┌────────

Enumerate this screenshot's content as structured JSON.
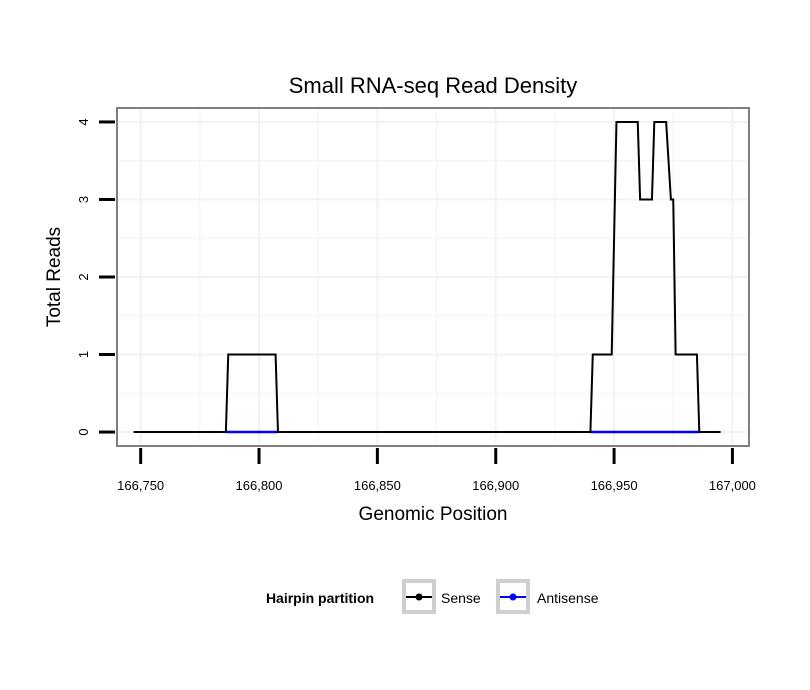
{
  "chart_data": {
    "type": "line",
    "title": "Small RNA-seq Read Density",
    "xlabel": "Genomic Position",
    "ylabel": "Total Reads",
    "xlim": [
      166740,
      167007
    ],
    "ylim": [
      -0.18,
      4.18
    ],
    "x_ticks": [
      166750,
      166800,
      166850,
      166900,
      166950,
      167000
    ],
    "x_tick_labels": [
      "166,750",
      "166,800",
      "166,850",
      "166,900",
      "166,950",
      "167,000"
    ],
    "y_ticks": [
      0,
      1,
      2,
      3,
      4
    ],
    "y_tick_labels": [
      "0",
      "1",
      "2",
      "3",
      "4"
    ],
    "grid": true,
    "legend": {
      "title": "Hairpin partition",
      "position": "bottom",
      "entries": [
        {
          "name": "Sense",
          "color": "#000000"
        },
        {
          "name": "Antisense",
          "color": "#0000ff"
        }
      ]
    },
    "series": [
      {
        "name": "Sense",
        "color": "#000000",
        "x": [
          166747,
          166786,
          166787,
          166807,
          166808,
          166940,
          166941,
          166949,
          166951,
          166960,
          166961,
          166966,
          166967,
          166972,
          166974,
          166975,
          166976,
          166985,
          166986,
          166995
        ],
        "y": [
          0,
          0,
          1,
          1,
          0,
          0,
          1,
          1,
          4,
          4,
          3,
          3,
          4,
          4,
          3,
          3,
          1,
          1,
          0,
          0
        ]
      },
      {
        "name": "Antisense",
        "color": "#0000ff",
        "segments": [
          [
            166786,
            166808
          ],
          [
            166940,
            166986
          ]
        ],
        "y": 0
      }
    ]
  }
}
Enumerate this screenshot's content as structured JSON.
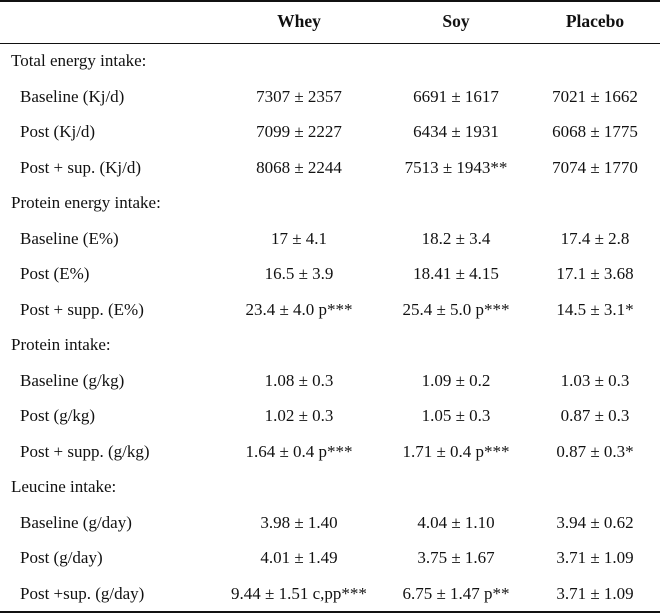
{
  "headers": [
    "Whey",
    "Soy",
    "Placebo"
  ],
  "sections": [
    {
      "label": "Total energy intake:",
      "rows": [
        {
          "label": "Baseline (Kj/d)",
          "values": [
            "7307 ± 2357",
            "6691 ± 1617",
            "7021 ± 1662"
          ]
        },
        {
          "label": "Post (Kj/d)",
          "values": [
            "7099 ± 2227",
            "6434 ± 1931",
            "6068 ± 1775"
          ]
        },
        {
          "label": "Post + sup. (Kj/d)",
          "values": [
            "8068 ± 2244",
            "7513 ± 1943**",
            "7074 ± 1770"
          ]
        }
      ]
    },
    {
      "label": "Protein energy intake:",
      "rows": [
        {
          "label": "Baseline (E%)",
          "values": [
            "17 ± 4.1",
            "18.2 ± 3.4",
            "17.4 ± 2.8"
          ]
        },
        {
          "label": "Post (E%)",
          "values": [
            "16.5 ± 3.9",
            "18.41 ± 4.15",
            "17.1 ± 3.68"
          ]
        },
        {
          "label": "Post + supp. (E%)",
          "values": [
            "23.4 ± 4.0 p***",
            "25.4 ± 5.0 p***",
            "14.5 ± 3.1*"
          ]
        }
      ]
    },
    {
      "label": "Protein intake:",
      "rows": [
        {
          "label": "Baseline (g/kg)",
          "values": [
            "1.08 ± 0.3",
            "1.09 ± 0.2",
            "1.03 ± 0.3"
          ]
        },
        {
          "label": "Post (g/kg)",
          "values": [
            "1.02 ± 0.3",
            "1.05 ± 0.3",
            "0.87 ± 0.3"
          ]
        },
        {
          "label": "Post + supp. (g/kg)",
          "values": [
            "1.64 ± 0.4 p***",
            "1.71 ± 0.4 p***",
            "0.87 ± 0.3*"
          ]
        }
      ]
    },
    {
      "label": "Leucine intake:",
      "rows": [
        {
          "label": "Baseline (g/day)",
          "values": [
            "3.98 ± 1.40",
            "4.04 ± 1.10",
            "3.94 ± 0.62"
          ]
        },
        {
          "label": "Post (g/day)",
          "values": [
            "4.01 ± 1.49",
            "3.75 ± 1.67",
            "3.71 ± 1.09"
          ]
        },
        {
          "label": "Post +sup. (g/day)",
          "values": [
            "9.44 ± 1.51 c,pp***",
            "6.75 ± 1.47 p**",
            "3.71 ± 1.09"
          ]
        }
      ]
    }
  ]
}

└────────

Task to carry out -
Check each line of the records above for the string "energy", and report every line that has it.

Answer section -
      "label": "Total energy intake:",
      "label": "Protein energy intake:",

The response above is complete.